**Required work**
Can you copy every row below word for word, leaving out the pictures?

**Data rows**
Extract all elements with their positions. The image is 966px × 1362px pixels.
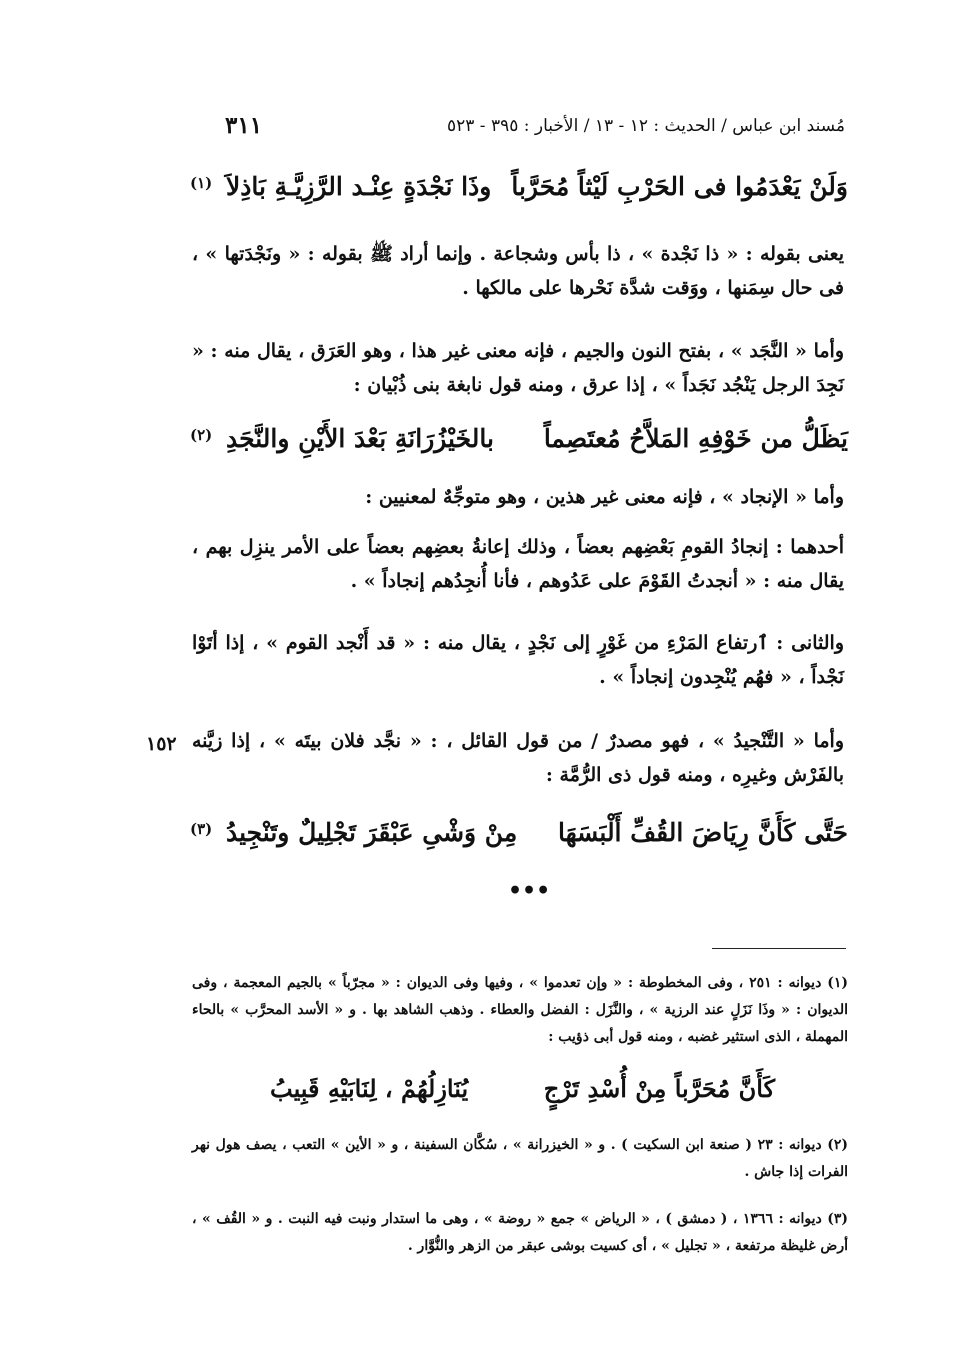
verse-second-hemistich: يُنَازِلُهُمْ ، لِنَابَيْهِ قَبِيبُ bbox=[270, 1074, 469, 1103]
paragraph: يعنى بقوله : « ذا نَجْدة » ، ذا بأس وشجاعة . وإنما أراد ﷺ بقوله : « ونَجْدَتها » ، فى حال سِمَنها ، ووَقت شدَّة نَحْرها على مالكها . bbox=[192, 243, 844, 299]
paragraph: وأما « الإنجاد » ، فإنه معنى غير هذين ، وهو متوجِّهٌ لمعنيين : bbox=[365, 486, 844, 508]
verse-first-hemistich: وَلَنْ يَعْدَمُوا فى الحَرْبِ لَيْثاً مُحَرَّباً bbox=[511, 172, 848, 201]
verse-first-hemistich: كَأَنَّ مُحَرَّباً مِنْ أُسْدِ تَرْجٍ bbox=[543, 1074, 775, 1103]
paragraph: والثانى : ٱرتفاع المَرْءِ من غَوْرٍ إلى نَجْدٍ ، يقال منه : « قد أَنْجد القوم » ، إذا أتَوْا نَجْداً ، « فهُم يُنْجِدون إنجاداً » . bbox=[192, 632, 844, 688]
section-ellipsis: ••• bbox=[508, 878, 551, 904]
verse-second-hemistich: بالخَيْزُرَانَةِ بَعْدَ الأَيْنِ والنَّجَدِ bbox=[226, 424, 494, 453]
footnote-marker: (٣) bbox=[190, 820, 213, 838]
paragraph: أحدهما : إنجادُ القومِ بَعْضِهم بعضاً ، وذلك إعانةُ بعضِهم بعضاً على الأمر ينزِل بهم ، يقال منه : « أنجدتُ القَوْمَ على عَدُوهم ، فأنا أُنجِدُهم إنجاداً » . bbox=[192, 536, 844, 592]
verse-second-hemistich: وذَا نَجْدَةٍ عِنْـد الرَّزِيَّـةِ بَاذِلاَ bbox=[226, 172, 492, 201]
page-header bbox=[175, 112, 845, 148]
poem-verse-2 bbox=[190, 424, 848, 468]
page-number: ٣١١ bbox=[225, 112, 263, 139]
margin-page-number: ١٥٢ bbox=[146, 733, 177, 755]
verse-first-hemistich: حَتَّى كَأَنَّ رِيَاضَ القُفِّ أَلْبَسَهَا bbox=[557, 818, 848, 847]
running-title: مُسند ابن عباس / الحديث : ١٢ - ١٣ / الأخبار : ٣٩٥ - ٥٢٣ bbox=[446, 116, 845, 136]
verse-first-hemistich: يَظَلُّ من خَوْفِهِ المَلاَّحُ مُعتَصِماً bbox=[543, 424, 848, 453]
footnote-marker: (٢) bbox=[190, 426, 213, 444]
footnote-3: (٣) ديوانه : ١٣٦٦ ، ( دمشق ) ، « الرياض » جمع « روضة » ، وهى ما استدار ونبت فيه النبت . و « القُف » ، أرض غليظة مرتفعة ، « تجليل » ، أى كسيت بوشى عبقر من الزهر والنُّوَّار . bbox=[192, 1211, 848, 1254]
footnote-2: (٢) ديوانه : ٢٣ ( صنعة ابن السكيت ) . و « الخيزرانة » ، سُكَّان السفينة ، و « الأين » التعب ، يصف هول نهر الفرات إذا جاش . bbox=[192, 1137, 848, 1180]
poem-verse-3 bbox=[190, 818, 848, 862]
paragraph: وأما « النَّجَد » ، بفتح النون والجيم ، فإنه معنى غير هذا ، وهو العَرَق ، يقال منه : « نَجِدَ الرجل يَنْجُد نَجَداً » ، إذا عرق ، ومنه قول نابغة بنى ذُبْيان : bbox=[192, 340, 844, 396]
footnote-divider bbox=[712, 948, 846, 949]
footnote-verse bbox=[270, 1074, 775, 1114]
verse-second-hemistich: مِنْ وَشْىِ عَبْقَرَ تَجْلِيلٌ وتَنْجِيدُ bbox=[226, 818, 518, 847]
footnote-1: (١) ديوانه : ٢٥١ ، وفى المخطوطة : « وإن تعدموا » ، وفيها وفى الديوان : « مجرّباً » بالجيم المعجمة ، وفى الديوان : « وذَا نَزَلٍ عند الرزية » ، والنَّزَل : الفضل والعطاء . وذهب الشاهد بها . و « الأسد المحرَّب » بالحاء المهملة ، الذى استثير غضبه ، ومنه قول أبى ذؤيب : bbox=[192, 975, 848, 1045]
footnote-marker: (١) bbox=[190, 174, 213, 192]
poem-verse-1 bbox=[190, 172, 848, 216]
paragraph: وأما « التَّنْجيدُ » ، فهو مصدرٌ / من قول القائل ، : « نجَّد فلان بيتَه » ، إذا زيَّنه بالفَرْش وغيرِه ، ومنه قول ذى الرُّمَّة : bbox=[192, 730, 844, 786]
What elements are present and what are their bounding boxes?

**Answer for the task**
Extract all elements with their positions. The image is 966px × 1362px pixels.
verse-second-hemistich: يُنَازِلُهُمْ ، لِنَابَيْهِ قَبِيبُ bbox=[270, 1074, 469, 1103]
paragraph: يعنى بقوله : « ذا نَجْدة » ، ذا بأس وشجاعة . وإنما أراد ﷺ بقوله : « ونَجْدَتها » ، فى حال سِمَنها ، ووَقت شدَّة نَحْرها على مالكها . bbox=[192, 243, 844, 299]
paragraph: وأما « الإنجاد » ، فإنه معنى غير هذين ، وهو متوجِّهٌ لمعنيين : bbox=[365, 486, 844, 508]
verse-first-hemistich: وَلَنْ يَعْدَمُوا فى الحَرْبِ لَيْثاً مُحَرَّباً bbox=[511, 172, 848, 201]
verse-first-hemistich: كَأَنَّ مُحَرَّباً مِنْ أُسْدِ تَرْجٍ bbox=[543, 1074, 775, 1103]
paragraph: والثانى : ٱرتفاع المَرْءِ من غَوْرٍ إلى نَجْدٍ ، يقال منه : « قد أَنْجد القوم » ، إذا أتَوْا نَجْداً ، « فهُم يُنْجِدون إنجاداً » . bbox=[192, 632, 844, 688]
section-ellipsis: ••• bbox=[508, 878, 551, 904]
verse-second-hemistich: بالخَيْزُرَانَةِ بَعْدَ الأَيْنِ والنَّجَدِ bbox=[226, 424, 494, 453]
footnote-marker: (٣) bbox=[190, 820, 213, 838]
paragraph: أحدهما : إنجادُ القومِ بَعْضِهم بعضاً ، وذلك إعانةُ بعضِهم بعضاً على الأمر ينزِل بهم ، يقال منه : « أنجدتُ القَوْمَ على عَدُوهم ، فأنا أُنجِدُهم إنجاداً » . bbox=[192, 536, 844, 592]
verse-second-hemistich: وذَا نَجْدَةٍ عِنْـد الرَّزِيَّـةِ بَاذِلاَ bbox=[226, 172, 492, 201]
page-header bbox=[175, 112, 845, 148]
poem-verse-2 bbox=[190, 424, 848, 468]
page-number: ٣١١ bbox=[225, 112, 263, 139]
margin-page-number: ١٥٢ bbox=[146, 733, 177, 755]
verse-first-hemistich: حَتَّى كَأَنَّ رِيَاضَ القُفِّ أَلْبَسَهَا bbox=[557, 818, 848, 847]
running-title: مُسند ابن عباس / الحديث : ١٢ - ١٣ / الأخبار : ٣٩٥ - ٥٢٣ bbox=[446, 116, 845, 136]
verse-first-hemistich: يَظَلُّ من خَوْفِهِ المَلاَّحُ مُعتَصِماً bbox=[543, 424, 848, 453]
footnote-marker: (٢) bbox=[190, 426, 213, 444]
footnote-3: (٣) ديوانه : ١٣٦٦ ، ( دمشق ) ، « الرياض » جمع « روضة » ، وهى ما استدار ونبت فيه النبت . و « القُف » ، أرض غليظة مرتفعة ، « تجليل » ، أى كسيت بوشى عبقر من الزهر والنُّوَّار . bbox=[192, 1211, 848, 1254]
footnote-2: (٢) ديوانه : ٢٣ ( صنعة ابن السكيت ) . و « الخيزرانة » ، سُكَّان السفينة ، و « الأين » التعب ، يصف هول نهر الفرات إذا جاش . bbox=[192, 1137, 848, 1180]
poem-verse-3 bbox=[190, 818, 848, 862]
paragraph: وأما « النَّجَد » ، بفتح النون والجيم ، فإنه معنى غير هذا ، وهو العَرَق ، يقال منه : « نَجِدَ الرجل يَنْجُد نَجَداً » ، إذا عرق ، ومنه قول نابغة بنى ذُبْيان : bbox=[192, 340, 844, 396]
footnote-divider bbox=[712, 948, 846, 949]
footnote-verse bbox=[270, 1074, 775, 1114]
verse-second-hemistich: مِنْ وَشْىِ عَبْقَرَ تَجْلِيلٌ وتَنْجِيدُ bbox=[226, 818, 518, 847]
footnote-1: (١) ديوانه : ٢٥١ ، وفى المخطوطة : « وإن تعدموا » ، وفيها وفى الديوان : « مجرّباً » بالجيم المعجمة ، وفى الديوان : « وذَا نَزَلٍ عند الرزية » ، والنَّزَل : الفضل والعطاء . وذهب الشاهد بها . و « الأسد المحرَّب » بالحاء المهملة ، الذى استثير غضبه ، ومنه قول أبى ذؤيب : bbox=[192, 975, 848, 1045]
footnote-marker: (١) bbox=[190, 174, 213, 192]
poem-verse-1 bbox=[190, 172, 848, 216]
paragraph: وأما « التَّنْجيدُ » ، فهو مصدرٌ / من قول القائل ، : « نجَّد فلان بيتَه » ، إذا زيَّنه بالفَرْش وغيرِه ، ومنه قول ذى الرُّمَّة : bbox=[192, 730, 844, 786]
What elements are present and what are their bounding boxes?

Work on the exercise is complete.